━━━━━ Dataset records ━━━━━

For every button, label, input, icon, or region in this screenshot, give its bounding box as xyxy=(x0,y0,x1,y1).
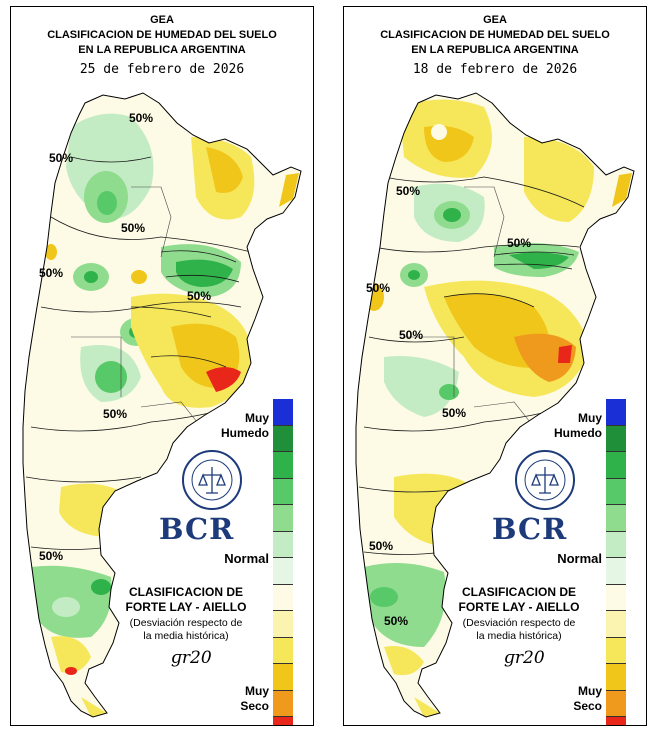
legend-bottom-label: Muy Seco xyxy=(240,684,269,713)
legend-swatch xyxy=(273,558,293,585)
contour-label: 50% xyxy=(507,236,531,250)
legend-swatch xyxy=(606,505,626,532)
legend-swatch xyxy=(273,531,293,558)
contour-label: 50% xyxy=(49,151,73,165)
map-title-line1: CLASIFICACION DE HUMEDAD DEL SUELO xyxy=(380,29,610,41)
contour-label: 50% xyxy=(187,289,211,303)
contour-label: 50% xyxy=(103,407,127,421)
contour-label: 50% xyxy=(121,221,145,235)
soil-moisture-map-panel-right: 50% 50% 50% 50% 50% 50% 50% GEA CLASIFIC… xyxy=(343,6,647,726)
classification-title: CLASIFICACION DE FORTE LAY - AIELLO xyxy=(125,585,247,614)
soil-moisture-map-right: 50% 50% 50% 50% 50% 50% 50% xyxy=(355,92,635,718)
legend-bottom-label: Muy Seco xyxy=(573,684,602,713)
legend-color-scale xyxy=(606,399,626,725)
legend-swatch xyxy=(606,637,626,664)
legend-swatch xyxy=(273,637,293,664)
legend-swatch xyxy=(273,452,293,479)
legend-swatch xyxy=(606,399,626,426)
legend-swatch xyxy=(273,425,293,452)
contour-label: 50% xyxy=(384,614,408,628)
map-title-line1: CLASIFICACION DE HUMEDAD DEL SUELO xyxy=(47,29,277,41)
legend-swatch xyxy=(606,425,626,452)
legend-swatch xyxy=(273,717,293,725)
map-title-line2: EN LA REPUBLICA ARGENTINA xyxy=(411,44,579,56)
bcr-seal-icon xyxy=(515,450,575,510)
legend-middle-label: Normal xyxy=(557,551,602,566)
contour-label: 50% xyxy=(442,406,466,420)
contour-label: 50% xyxy=(366,281,390,295)
map-date: 25 de febrero de 2026 xyxy=(79,62,245,77)
legend-swatch xyxy=(606,478,626,505)
legend-swatch xyxy=(273,664,293,691)
soil-moisture-map-left: 50% 50% 50% 50% 50% 50% 50% xyxy=(22,92,302,718)
legend-swatch xyxy=(606,717,626,725)
contour-label: 50% xyxy=(129,111,153,125)
bcr-seal-icon xyxy=(182,450,242,510)
legend-swatch xyxy=(606,531,626,558)
classification-title: CLASIFICACION DE FORTE LAY - AIELLO xyxy=(458,585,580,614)
map-date: 18 de febrero de 2026 xyxy=(412,62,578,77)
legend-top-label: Muy Humedo xyxy=(221,411,269,440)
contour-label: 50% xyxy=(39,266,63,280)
legend-swatch xyxy=(273,690,293,717)
legend-swatch xyxy=(273,399,293,426)
legend-swatch xyxy=(606,452,626,479)
org-name: GEA xyxy=(483,14,507,26)
signature: ɡr20 xyxy=(171,648,212,668)
org-name: GEA xyxy=(150,14,174,26)
legend-swatch xyxy=(606,584,626,611)
legend-swatch xyxy=(273,584,293,611)
classification-note: (Desviación respecto de la media históric… xyxy=(462,617,576,642)
soil-moisture-map-panel-left: 50% 50% 50% 50% 50% 50% 50% GEA CLASIFIC… xyxy=(10,6,314,726)
legend-middle-label: Normal xyxy=(224,551,269,566)
legend-swatch xyxy=(273,505,293,532)
legend-top-label: Muy Humedo xyxy=(554,411,602,440)
legend-swatch xyxy=(606,558,626,585)
legend-color-scale xyxy=(273,399,293,725)
legend-swatch xyxy=(273,611,293,638)
contour-label: 50% xyxy=(369,539,393,553)
legend-swatch xyxy=(606,690,626,717)
legend-swatch xyxy=(606,611,626,638)
contour-label: 50% xyxy=(396,184,420,198)
classification-note: (Desviación respecto de la media históric… xyxy=(129,617,243,642)
legend-swatch xyxy=(606,664,626,691)
legend-swatch xyxy=(273,478,293,505)
bcr-logo: BCR xyxy=(159,512,235,546)
contour-label: 50% xyxy=(399,328,423,342)
bcr-logo: BCR xyxy=(492,512,568,546)
contour-label: 50% xyxy=(39,549,63,563)
map-title-line2: EN LA REPUBLICA ARGENTINA xyxy=(78,44,246,56)
signature: ɡr20 xyxy=(504,648,545,668)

━━━━━

> **Exercise prompt**
Reproduce all of the data above verbatim, line by line, and omit the picture.

> **Written response**
For every button, label, input, icon, or region in this screenshot, give its bounding box as xyxy=(x0,y0,x1,y1).
legend-bottom-label: Muy Seco xyxy=(240,684,269,713)
legend-swatch xyxy=(273,558,293,585)
contour-label: 50% xyxy=(507,236,531,250)
legend-swatch xyxy=(606,505,626,532)
legend-swatch xyxy=(273,531,293,558)
contour-label: 50% xyxy=(49,151,73,165)
map-title-line1: CLASIFICACION DE HUMEDAD DEL SUELO xyxy=(380,29,610,41)
contour-label: 50% xyxy=(187,289,211,303)
contour-label: 50% xyxy=(103,407,127,421)
contour-label: 50% xyxy=(121,221,145,235)
soil-moisture-map-panel-right: 50% 50% 50% 50% 50% 50% 50% GEA CLASIFIC… xyxy=(343,6,647,726)
classification-title: CLASIFICACION DE FORTE LAY - AIELLO xyxy=(125,585,247,614)
soil-moisture-map-right: 50% 50% 50% 50% 50% 50% 50% xyxy=(355,92,635,718)
legend-bottom-label: Muy Seco xyxy=(573,684,602,713)
legend-color-scale xyxy=(606,399,626,725)
legend-swatch xyxy=(606,637,626,664)
legend-swatch xyxy=(273,637,293,664)
legend-swatch xyxy=(273,452,293,479)
legend-swatch xyxy=(606,399,626,426)
legend-swatch xyxy=(273,425,293,452)
contour-label: 50% xyxy=(384,614,408,628)
map-title-line1: CLASIFICACION DE HUMEDAD DEL SUELO xyxy=(47,29,277,41)
legend-swatch xyxy=(606,425,626,452)
legend-swatch xyxy=(273,717,293,725)
map-title-line2: EN LA REPUBLICA ARGENTINA xyxy=(411,44,579,56)
bcr-seal-icon xyxy=(515,450,575,510)
legend-middle-label: Normal xyxy=(557,551,602,566)
contour-label: 50% xyxy=(442,406,466,420)
contour-label: 50% xyxy=(366,281,390,295)
map-date: 25 de febrero de 2026 xyxy=(79,62,245,77)
legend-swatch xyxy=(606,478,626,505)
legend-swatch xyxy=(273,664,293,691)
soil-moisture-map-left: 50% 50% 50% 50% 50% 50% 50% xyxy=(22,92,302,718)
legend-swatch xyxy=(606,717,626,725)
contour-label: 50% xyxy=(129,111,153,125)
bcr-seal-icon xyxy=(182,450,242,510)
legend-swatch xyxy=(606,531,626,558)
classification-title: CLASIFICACION DE FORTE LAY - AIELLO xyxy=(458,585,580,614)
map-date: 18 de febrero de 2026 xyxy=(412,62,578,77)
legend-top-label: Muy Humedo xyxy=(221,411,269,440)
contour-label: 50% xyxy=(39,266,63,280)
legend-swatch xyxy=(273,690,293,717)
legend-swatch xyxy=(273,399,293,426)
legend-swatch xyxy=(606,452,626,479)
org-name: GEA xyxy=(483,14,507,26)
signature: ɡr20 xyxy=(171,648,212,668)
org-name: GEA xyxy=(150,14,174,26)
legend-swatch xyxy=(606,584,626,611)
legend-swatch xyxy=(273,584,293,611)
classification-note: (Desviación respecto de la media históric… xyxy=(462,617,576,642)
soil-moisture-map-panel-left: 50% 50% 50% 50% 50% 50% 50% GEA CLASIFIC… xyxy=(10,6,314,726)
legend-middle-label: Normal xyxy=(224,551,269,566)
legend-swatch xyxy=(273,505,293,532)
legend-top-label: Muy Humedo xyxy=(554,411,602,440)
legend-swatch xyxy=(606,558,626,585)
legend-color-scale xyxy=(273,399,293,725)
legend-swatch xyxy=(273,611,293,638)
contour-label: 50% xyxy=(369,539,393,553)
legend-swatch xyxy=(606,690,626,717)
legend-swatch xyxy=(606,611,626,638)
contour-label: 50% xyxy=(396,184,420,198)
classification-note: (Desviación respecto de la media históric… xyxy=(129,617,243,642)
legend-swatch xyxy=(606,664,626,691)
legend-swatch xyxy=(273,478,293,505)
bcr-logo: BCR xyxy=(159,512,235,546)
contour-label: 50% xyxy=(399,328,423,342)
bcr-logo: BCR xyxy=(492,512,568,546)
contour-label: 50% xyxy=(39,549,63,563)
map-title-line2: EN LA REPUBLICA ARGENTINA xyxy=(78,44,246,56)
signature: ɡr20 xyxy=(504,648,545,668)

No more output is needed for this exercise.